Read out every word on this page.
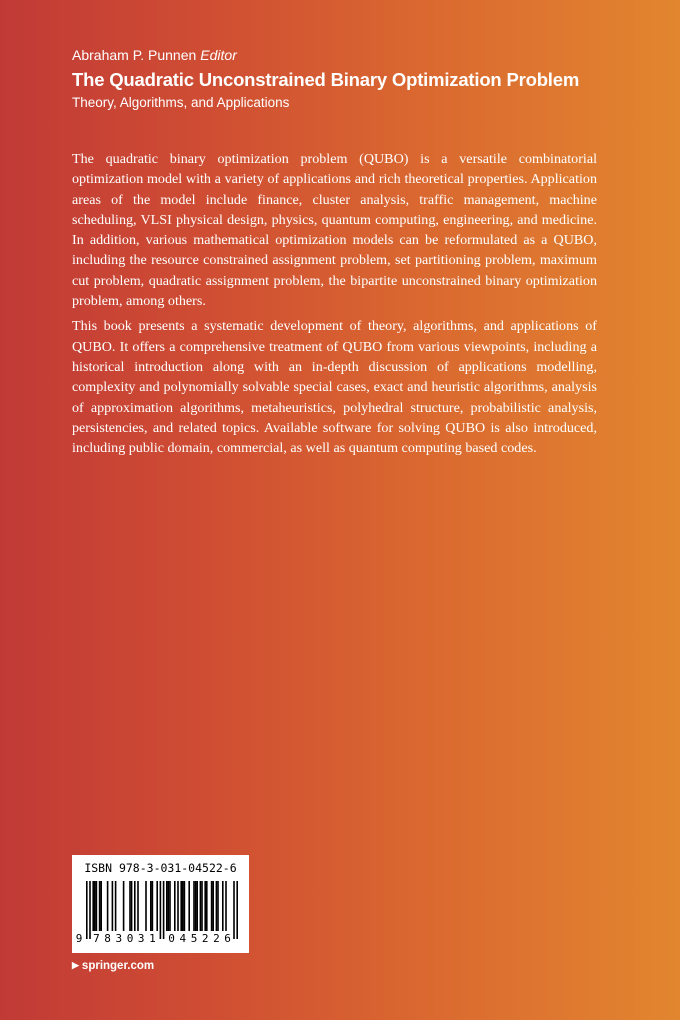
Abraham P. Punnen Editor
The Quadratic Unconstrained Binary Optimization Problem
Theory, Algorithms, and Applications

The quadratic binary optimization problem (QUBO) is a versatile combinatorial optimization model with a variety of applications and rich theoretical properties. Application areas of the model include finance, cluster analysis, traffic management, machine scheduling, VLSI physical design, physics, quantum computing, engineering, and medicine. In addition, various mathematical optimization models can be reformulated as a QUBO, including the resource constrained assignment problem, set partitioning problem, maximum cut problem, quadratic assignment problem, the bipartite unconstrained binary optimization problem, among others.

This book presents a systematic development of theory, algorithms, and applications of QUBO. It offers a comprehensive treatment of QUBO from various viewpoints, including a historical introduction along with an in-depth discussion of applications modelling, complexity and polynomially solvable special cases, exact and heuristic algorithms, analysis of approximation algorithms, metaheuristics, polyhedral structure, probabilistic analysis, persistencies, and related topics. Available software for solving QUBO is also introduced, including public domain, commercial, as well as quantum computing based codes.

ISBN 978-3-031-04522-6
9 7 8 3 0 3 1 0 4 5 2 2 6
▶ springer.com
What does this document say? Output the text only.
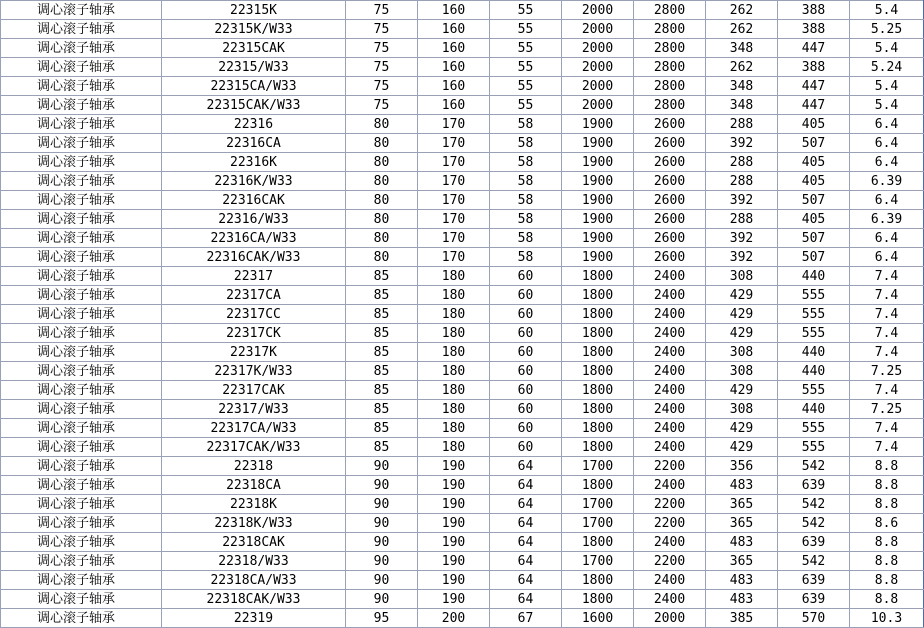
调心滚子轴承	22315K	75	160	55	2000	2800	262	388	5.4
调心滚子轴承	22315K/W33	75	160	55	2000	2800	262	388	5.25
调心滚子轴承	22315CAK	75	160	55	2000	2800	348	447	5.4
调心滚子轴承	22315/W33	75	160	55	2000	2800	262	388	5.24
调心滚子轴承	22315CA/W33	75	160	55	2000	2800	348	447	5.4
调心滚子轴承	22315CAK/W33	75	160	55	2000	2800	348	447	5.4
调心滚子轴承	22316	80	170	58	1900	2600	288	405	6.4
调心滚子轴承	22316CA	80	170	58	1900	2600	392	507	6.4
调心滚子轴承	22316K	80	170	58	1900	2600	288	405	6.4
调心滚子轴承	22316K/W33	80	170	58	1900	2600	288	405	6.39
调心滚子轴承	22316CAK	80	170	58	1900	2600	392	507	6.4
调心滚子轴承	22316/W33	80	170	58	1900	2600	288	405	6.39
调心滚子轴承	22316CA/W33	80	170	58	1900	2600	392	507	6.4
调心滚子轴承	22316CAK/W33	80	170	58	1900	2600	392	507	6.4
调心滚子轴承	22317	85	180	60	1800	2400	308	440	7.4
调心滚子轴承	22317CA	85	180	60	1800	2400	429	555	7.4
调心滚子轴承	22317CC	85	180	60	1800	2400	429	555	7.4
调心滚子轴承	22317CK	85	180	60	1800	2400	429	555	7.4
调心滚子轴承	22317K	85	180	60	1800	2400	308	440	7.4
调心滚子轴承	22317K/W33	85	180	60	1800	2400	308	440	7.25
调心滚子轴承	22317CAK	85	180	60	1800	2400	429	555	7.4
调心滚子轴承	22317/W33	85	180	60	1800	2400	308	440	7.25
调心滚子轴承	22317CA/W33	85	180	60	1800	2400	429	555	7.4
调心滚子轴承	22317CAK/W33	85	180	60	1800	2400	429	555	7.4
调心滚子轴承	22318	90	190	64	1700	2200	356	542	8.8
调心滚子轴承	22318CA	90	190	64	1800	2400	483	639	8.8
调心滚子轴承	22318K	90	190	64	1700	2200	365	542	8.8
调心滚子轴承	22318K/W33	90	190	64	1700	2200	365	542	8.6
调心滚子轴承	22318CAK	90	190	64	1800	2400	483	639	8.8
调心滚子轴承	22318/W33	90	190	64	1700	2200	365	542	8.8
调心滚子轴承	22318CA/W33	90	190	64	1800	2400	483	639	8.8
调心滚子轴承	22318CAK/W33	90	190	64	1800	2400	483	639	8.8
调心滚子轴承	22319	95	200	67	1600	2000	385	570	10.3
---*---
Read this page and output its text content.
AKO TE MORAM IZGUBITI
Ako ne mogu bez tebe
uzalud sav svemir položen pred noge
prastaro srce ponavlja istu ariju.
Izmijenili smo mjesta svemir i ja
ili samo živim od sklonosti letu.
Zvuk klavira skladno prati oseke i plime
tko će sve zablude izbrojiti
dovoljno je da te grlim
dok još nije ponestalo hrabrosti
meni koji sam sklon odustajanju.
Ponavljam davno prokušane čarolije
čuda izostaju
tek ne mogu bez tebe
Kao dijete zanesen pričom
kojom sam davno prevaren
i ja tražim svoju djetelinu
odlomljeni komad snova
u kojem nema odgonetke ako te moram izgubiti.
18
---*---
From the listing above, pick out every line containing "tebe".

**OUTPUT OF THE TASK:**
Ako ne mogu bez tebe
tek ne mogu bez tebe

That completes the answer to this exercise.